Short problem: Report, word for word, every line of the material that contains "digt".

Stored rows:
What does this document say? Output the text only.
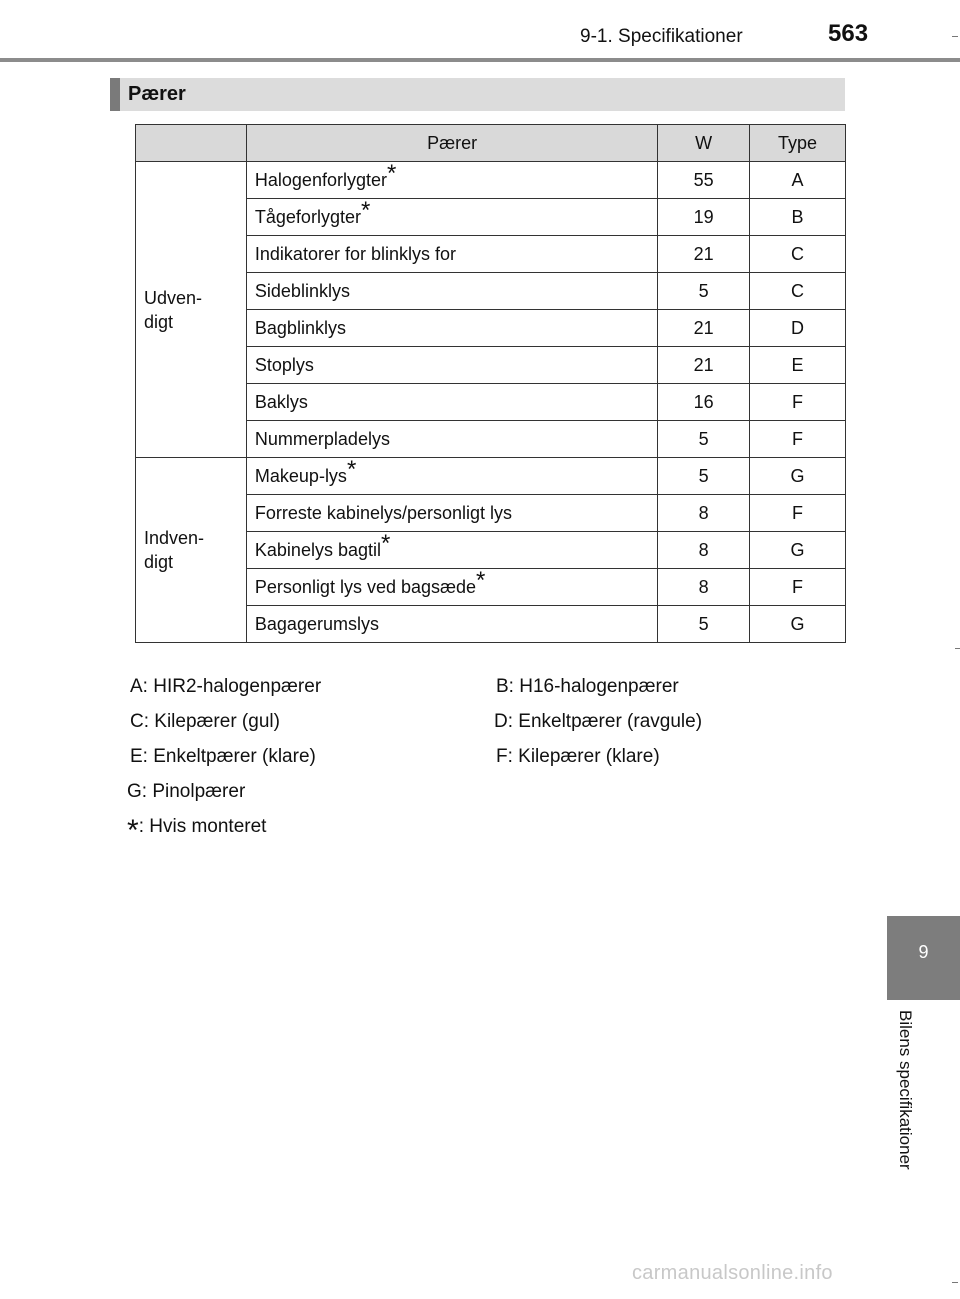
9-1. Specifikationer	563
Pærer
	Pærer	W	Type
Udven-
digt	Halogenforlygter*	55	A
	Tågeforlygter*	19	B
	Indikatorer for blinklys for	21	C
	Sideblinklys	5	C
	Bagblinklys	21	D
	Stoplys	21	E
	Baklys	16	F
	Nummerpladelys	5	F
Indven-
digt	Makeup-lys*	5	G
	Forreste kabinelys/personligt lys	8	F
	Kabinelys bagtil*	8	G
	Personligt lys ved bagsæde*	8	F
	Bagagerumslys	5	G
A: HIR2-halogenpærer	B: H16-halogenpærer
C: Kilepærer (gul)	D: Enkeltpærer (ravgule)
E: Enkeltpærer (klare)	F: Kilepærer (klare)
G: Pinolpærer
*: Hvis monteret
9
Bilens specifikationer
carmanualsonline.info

--

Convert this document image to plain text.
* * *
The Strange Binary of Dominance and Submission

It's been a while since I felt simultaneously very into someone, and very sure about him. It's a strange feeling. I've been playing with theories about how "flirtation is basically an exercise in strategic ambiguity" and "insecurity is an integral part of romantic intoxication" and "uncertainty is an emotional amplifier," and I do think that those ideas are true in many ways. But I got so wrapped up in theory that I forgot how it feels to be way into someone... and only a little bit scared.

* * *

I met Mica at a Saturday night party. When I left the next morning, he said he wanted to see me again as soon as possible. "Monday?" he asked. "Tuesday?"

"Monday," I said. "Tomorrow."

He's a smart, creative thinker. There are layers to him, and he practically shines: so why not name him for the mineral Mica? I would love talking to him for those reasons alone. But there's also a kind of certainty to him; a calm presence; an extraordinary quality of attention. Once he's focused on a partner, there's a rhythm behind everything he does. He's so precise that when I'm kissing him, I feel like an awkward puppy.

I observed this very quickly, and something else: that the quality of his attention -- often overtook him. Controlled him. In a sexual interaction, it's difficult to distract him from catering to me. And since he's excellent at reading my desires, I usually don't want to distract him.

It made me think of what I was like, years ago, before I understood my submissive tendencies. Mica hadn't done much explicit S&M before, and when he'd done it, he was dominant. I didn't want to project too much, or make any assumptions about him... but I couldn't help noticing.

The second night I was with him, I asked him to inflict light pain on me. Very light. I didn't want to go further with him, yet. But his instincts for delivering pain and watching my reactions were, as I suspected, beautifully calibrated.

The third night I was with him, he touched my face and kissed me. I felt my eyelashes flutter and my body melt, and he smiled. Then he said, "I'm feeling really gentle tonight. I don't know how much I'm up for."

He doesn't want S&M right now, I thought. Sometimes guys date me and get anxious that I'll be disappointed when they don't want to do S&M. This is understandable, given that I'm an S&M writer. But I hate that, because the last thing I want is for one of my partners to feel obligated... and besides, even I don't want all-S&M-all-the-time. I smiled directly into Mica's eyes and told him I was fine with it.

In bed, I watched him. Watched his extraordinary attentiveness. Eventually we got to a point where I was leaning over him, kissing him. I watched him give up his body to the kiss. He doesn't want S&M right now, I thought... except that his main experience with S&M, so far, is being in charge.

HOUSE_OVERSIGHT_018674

Exercise result:
digt	Halogenforlygter*	55	A
digt	Makeup-lys*	5	G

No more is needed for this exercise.